• _Exercise task_
Your task is to repeat the lines below exactly, excluding any pictures they contain.

(Data entries)
====

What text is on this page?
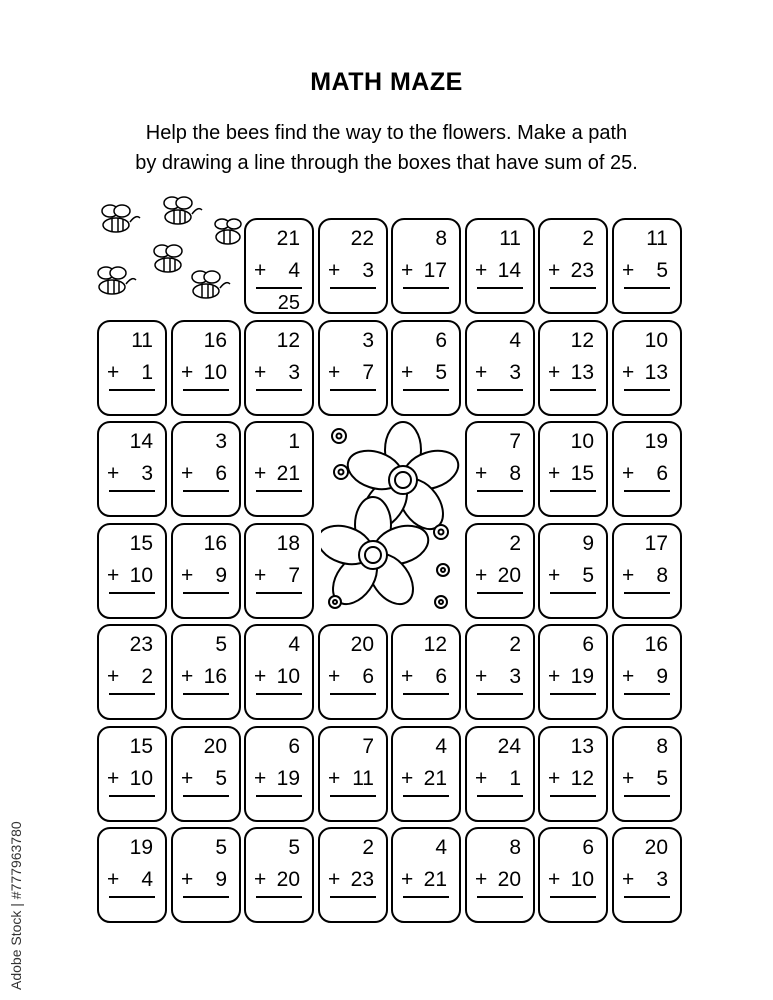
MATH MAZE
Help the bees find the way to the flowers. Make a path
by drawing a line through the boxes that have sum of 25.
21
+ 4
25
22
+ 3
8
+ 17
11
+ 14
2
+ 23
11
+ 5
11
+ 1
16
+ 10
12
+ 3
3
+ 7
6
+ 5
4
+ 3
12
+ 13
10
+ 13
14
+ 3
3
+ 6
1
+ 21
7
+ 8
10
+ 15
19
+ 6
15
+ 10
16
+ 9
18
+ 7
2
+ 20
9
+ 5
17
+ 8
23
+ 2
5
+ 16
4
+ 10
20
+ 6
12
+ 6
2
+ 3
6
+ 19
16
+ 9
15
+ 10
20
+ 5
6
+ 19
7
+ 11
4
+ 21
24
+ 1
13
+ 12
8
+ 5
19
+ 4
5
+ 9
5
+ 20
2
+ 23
4
+ 21
8
+ 20
6
+ 10
20
+ 3
Adobe Stock | #777963780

====

• _Exercise response_
What text is on this page?
MATH MAZE
Help the bees find the way to the flowers. Make a path
by drawing a line through the boxes that have sum of 25.
21
+ 4
25
22
+ 3
8
+ 17
11
+ 14
2
+ 23
11
+ 5
11
+ 1
16
+ 10
12
+ 3
3
+ 7
6
+ 5
4
+ 3
12
+ 13
10
+ 13
14
+ 3
3
+ 6
1
+ 21
7
+ 8
10
+ 15
19
+ 6
15
+ 10
16
+ 9
18
+ 7
2
+ 20
9
+ 5
17
+ 8
23
+ 2
5
+ 16
4
+ 10
20
+ 6
12
+ 6
2
+ 3
6
+ 19
16
+ 9
15
+ 10
20
+ 5
6
+ 19
7
+ 11
4
+ 21
24
+ 1
13
+ 12
8
+ 5
19
+ 4
5
+ 9
5
+ 20
2
+ 23
4
+ 21
8
+ 20
6
+ 10
20
+ 3
Adobe Stock | #777963780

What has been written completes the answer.